Problem requirements:
Present the lines below as a numbered list, omitting any blank lines.

(Records of where elements appear)

****************************************

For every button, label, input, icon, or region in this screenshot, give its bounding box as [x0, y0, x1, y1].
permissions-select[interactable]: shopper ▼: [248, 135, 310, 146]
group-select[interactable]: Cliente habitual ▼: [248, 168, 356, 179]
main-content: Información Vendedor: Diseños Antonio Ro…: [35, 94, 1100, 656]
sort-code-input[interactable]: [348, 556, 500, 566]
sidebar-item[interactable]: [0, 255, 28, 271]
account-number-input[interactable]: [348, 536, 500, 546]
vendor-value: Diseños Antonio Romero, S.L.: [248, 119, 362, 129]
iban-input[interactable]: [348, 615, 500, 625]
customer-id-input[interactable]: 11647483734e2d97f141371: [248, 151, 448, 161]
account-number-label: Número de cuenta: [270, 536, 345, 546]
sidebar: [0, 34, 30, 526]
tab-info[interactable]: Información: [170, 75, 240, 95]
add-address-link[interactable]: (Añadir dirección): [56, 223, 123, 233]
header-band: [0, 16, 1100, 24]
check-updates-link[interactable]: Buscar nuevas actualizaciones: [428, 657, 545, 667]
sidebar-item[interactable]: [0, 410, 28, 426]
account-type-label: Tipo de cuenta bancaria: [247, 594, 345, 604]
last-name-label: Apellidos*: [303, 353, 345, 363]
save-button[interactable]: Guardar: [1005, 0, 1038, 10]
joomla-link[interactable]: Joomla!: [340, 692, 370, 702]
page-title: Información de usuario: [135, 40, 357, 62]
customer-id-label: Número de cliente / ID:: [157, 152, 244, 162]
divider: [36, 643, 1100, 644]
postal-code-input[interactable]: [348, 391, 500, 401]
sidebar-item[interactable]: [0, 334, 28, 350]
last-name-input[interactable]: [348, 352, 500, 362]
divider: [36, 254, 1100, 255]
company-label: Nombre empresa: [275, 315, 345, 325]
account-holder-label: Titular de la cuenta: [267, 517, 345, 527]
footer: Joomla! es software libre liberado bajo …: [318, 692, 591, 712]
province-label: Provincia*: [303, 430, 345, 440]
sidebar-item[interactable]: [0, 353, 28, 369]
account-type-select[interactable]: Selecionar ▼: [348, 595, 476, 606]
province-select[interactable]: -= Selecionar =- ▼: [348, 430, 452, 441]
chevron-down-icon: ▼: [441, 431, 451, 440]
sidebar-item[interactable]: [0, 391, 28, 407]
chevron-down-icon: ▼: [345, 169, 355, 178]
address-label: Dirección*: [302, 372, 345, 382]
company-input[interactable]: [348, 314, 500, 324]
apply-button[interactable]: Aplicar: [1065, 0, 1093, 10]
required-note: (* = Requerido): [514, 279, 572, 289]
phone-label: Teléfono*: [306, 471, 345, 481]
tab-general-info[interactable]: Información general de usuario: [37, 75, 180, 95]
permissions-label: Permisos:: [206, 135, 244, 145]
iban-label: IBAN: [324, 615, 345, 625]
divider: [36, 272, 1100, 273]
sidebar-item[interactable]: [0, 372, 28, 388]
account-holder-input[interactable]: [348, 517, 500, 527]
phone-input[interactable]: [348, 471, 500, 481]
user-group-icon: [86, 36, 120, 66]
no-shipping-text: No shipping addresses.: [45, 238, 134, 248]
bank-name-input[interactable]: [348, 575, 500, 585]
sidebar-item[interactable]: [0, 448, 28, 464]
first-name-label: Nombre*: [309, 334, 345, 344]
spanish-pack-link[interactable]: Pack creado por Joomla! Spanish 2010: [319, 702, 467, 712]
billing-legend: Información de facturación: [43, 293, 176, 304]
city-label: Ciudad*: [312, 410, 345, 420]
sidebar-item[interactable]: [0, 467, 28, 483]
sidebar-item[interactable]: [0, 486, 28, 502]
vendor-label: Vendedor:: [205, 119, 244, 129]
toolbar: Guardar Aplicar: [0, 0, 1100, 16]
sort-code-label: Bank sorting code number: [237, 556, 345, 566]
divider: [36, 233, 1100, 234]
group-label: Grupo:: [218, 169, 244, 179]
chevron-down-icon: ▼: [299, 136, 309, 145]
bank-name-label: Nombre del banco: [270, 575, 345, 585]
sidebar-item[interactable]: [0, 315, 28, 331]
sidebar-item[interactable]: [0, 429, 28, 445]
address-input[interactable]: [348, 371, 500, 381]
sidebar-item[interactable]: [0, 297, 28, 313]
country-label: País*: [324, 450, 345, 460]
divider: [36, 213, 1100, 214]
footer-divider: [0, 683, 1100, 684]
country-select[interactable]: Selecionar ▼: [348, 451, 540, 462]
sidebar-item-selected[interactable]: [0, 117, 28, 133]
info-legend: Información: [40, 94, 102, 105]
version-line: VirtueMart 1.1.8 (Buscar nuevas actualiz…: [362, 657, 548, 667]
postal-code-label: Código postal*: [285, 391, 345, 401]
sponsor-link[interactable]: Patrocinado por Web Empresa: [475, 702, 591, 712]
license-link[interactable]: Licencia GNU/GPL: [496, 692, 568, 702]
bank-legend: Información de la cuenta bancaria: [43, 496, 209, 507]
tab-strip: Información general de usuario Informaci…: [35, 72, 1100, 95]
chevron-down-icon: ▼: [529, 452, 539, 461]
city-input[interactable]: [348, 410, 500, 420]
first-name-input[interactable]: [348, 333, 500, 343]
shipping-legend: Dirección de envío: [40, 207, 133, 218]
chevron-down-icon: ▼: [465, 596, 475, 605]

****************************************

Final result:
1. For every button, label, input, icon, or region in this screenshot, give its bounding box as [x0, y0, x1, y1].
2. permissions-select[interactable]: shopper ▼: [248, 135, 310, 146]
3. group-select[interactable]: Cliente habitual ▼: [248, 168, 356, 179]
4. main-content: Información Vendedor: Diseños Antonio Ro…: [35, 94, 1100, 656]
5. sort-code-input[interactable]: [348, 556, 500, 566]
6. sidebar-item[interactable]: [0, 255, 28, 271]
7. account-number-input[interactable]: [348, 536, 500, 546]
8. vendor-value: Diseños Antonio Romero, S.L.: [248, 119, 362, 129]
9. iban-input[interactable]: [348, 615, 500, 625]
10. customer-id-input[interactable]: 11647483734e2d97f141371: [248, 151, 448, 161]
11. account-number-label: Número de cuenta: [270, 536, 345, 546]
12. sidebar: [0, 34, 30, 526]
13. tab-info[interactable]: Información: [170, 75, 240, 95]
14. add-address-link[interactable]: (Añadir dirección): [56, 223, 123, 233]
15. header-band: [0, 16, 1100, 24]
16. check-updates-link[interactable]: Buscar nuevas actualizaciones: [428, 657, 545, 667]
17. sidebar-item[interactable]: [0, 410, 28, 426]
18. account-type-label: Tipo de cuenta bancaria: [247, 594, 345, 604]
19. last-name-label: Apellidos*: [303, 353, 345, 363]
20. save-button[interactable]: Guardar: [1005, 0, 1038, 10]
21. joomla-link[interactable]: Joomla!: [340, 692, 370, 702]
22. page-title: Información de usuario: [135, 40, 357, 62]
23. customer-id-label: Número de cliente / ID:: [157, 152, 244, 162]
24. divider: [36, 643, 1100, 644]
25. postal-code-input[interactable]: [348, 391, 500, 401]
26. sidebar-item[interactable]: [0, 334, 28, 350]
27. last-name-input[interactable]: [348, 352, 500, 362]
28. divider: [36, 254, 1100, 255]
29. company-label: Nombre empresa: [275, 315, 345, 325]
30. account-holder-label: Titular de la cuenta: [267, 517, 345, 527]
31. footer: Joomla! es software libre liberado bajo …: [318, 692, 591, 712]
32. province-label: Provincia*: [303, 430, 345, 440]
33. sidebar-item[interactable]: [0, 353, 28, 369]
34. account-type-select[interactable]: Selecionar ▼: [348, 595, 476, 606]
35. province-select[interactable]: -= Selecionar =- ▼: [348, 430, 452, 441]
36. chevron-down-icon: ▼: [441, 431, 451, 440]
37. sidebar-item[interactable]: [0, 391, 28, 407]
38. chevron-down-icon: ▼: [345, 169, 355, 178]
39. address-label: Dirección*: [302, 372, 345, 382]
40. company-input[interactable]: [348, 314, 500, 324]
41. apply-button[interactable]: Aplicar: [1065, 0, 1093, 10]
42. required-note: (* = Requerido): [514, 279, 572, 289]
43. phone-label: Teléfono*: [306, 471, 345, 481]
44. tab-general-info[interactable]: Información general de usuario: [37, 75, 180, 95]
45. permissions-label: Permisos:: [206, 135, 244, 145]
46. iban-label: IBAN: [324, 615, 345, 625]
47. divider: [36, 272, 1100, 273]
48. sidebar-item[interactable]: [0, 372, 28, 388]
49. account-holder-input[interactable]: [348, 517, 500, 527]
50. phone-input[interactable]: [348, 471, 500, 481]
51. user-group-icon: [86, 36, 120, 66]
52. no-shipping-text: No shipping addresses.: [45, 238, 134, 248]
53. bank-name-input[interactable]: [348, 575, 500, 585]
54. sidebar-item[interactable]: [0, 448, 28, 464]
55. first-name-label: Nombre*: [309, 334, 345, 344]
56. spanish-pack-link[interactable]: Pack creado por Joomla! Spanish 2010: [319, 702, 467, 712]
57. billing-legend: Información de facturación: [43, 293, 176, 304]
58. city-label: Ciudad*: [312, 410, 345, 420]
59. sidebar-item[interactable]: [0, 467, 28, 483]
60. sidebar-item[interactable]: [0, 486, 28, 502]
61. vendor-label: Vendedor:: [205, 119, 244, 129]
62. toolbar: Guardar Aplicar: [0, 0, 1100, 16]
63. sort-code-label: Bank sorting code number: [237, 556, 345, 566]
64. divider: [36, 233, 1100, 234]
65. group-label: Grupo:: [218, 169, 244, 179]
66. chevron-down-icon: ▼: [299, 136, 309, 145]
67. bank-name-label: Nombre del banco: [270, 575, 345, 585]
68. sidebar-item[interactable]: [0, 315, 28, 331]
69. sidebar-item[interactable]: [0, 429, 28, 445]
70. address-input[interactable]: [348, 371, 500, 381]
71. sidebar-item[interactable]: [0, 297, 28, 313]
72. country-label: País*: [324, 450, 345, 460]
73. divider: [36, 213, 1100, 214]
74. footer-divider: [0, 683, 1100, 684]
75. country-select[interactable]: Selecionar ▼: [348, 451, 540, 462]
76. sidebar-item-selected[interactable]: [0, 117, 28, 133]
77. info-legend: Información: [40, 94, 102, 105]
78. version-line: VirtueMart 1.1.8 (Buscar nuevas actualiz…: [362, 657, 548, 667]
79. postal-code-label: Código postal*: [285, 391, 345, 401]
80. sponsor-link[interactable]: Patrocinado por Web Empresa: [475, 702, 591, 712]
81. license-link[interactable]: Licencia GNU/GPL: [496, 692, 568, 702]
82. bank-legend: Información de la cuenta bancaria: [43, 496, 209, 507]
83. tab-strip: Información general de usuario Informaci…: [35, 72, 1100, 95]
84. chevron-down-icon: ▼: [529, 452, 539, 461]
85. city-input[interactable]: [348, 410, 500, 420]
86. first-name-input[interactable]: [348, 333, 500, 343]
87. shipping-legend: Dirección de envío: [40, 207, 133, 218]
88. chevron-down-icon: ▼: [465, 596, 475, 605]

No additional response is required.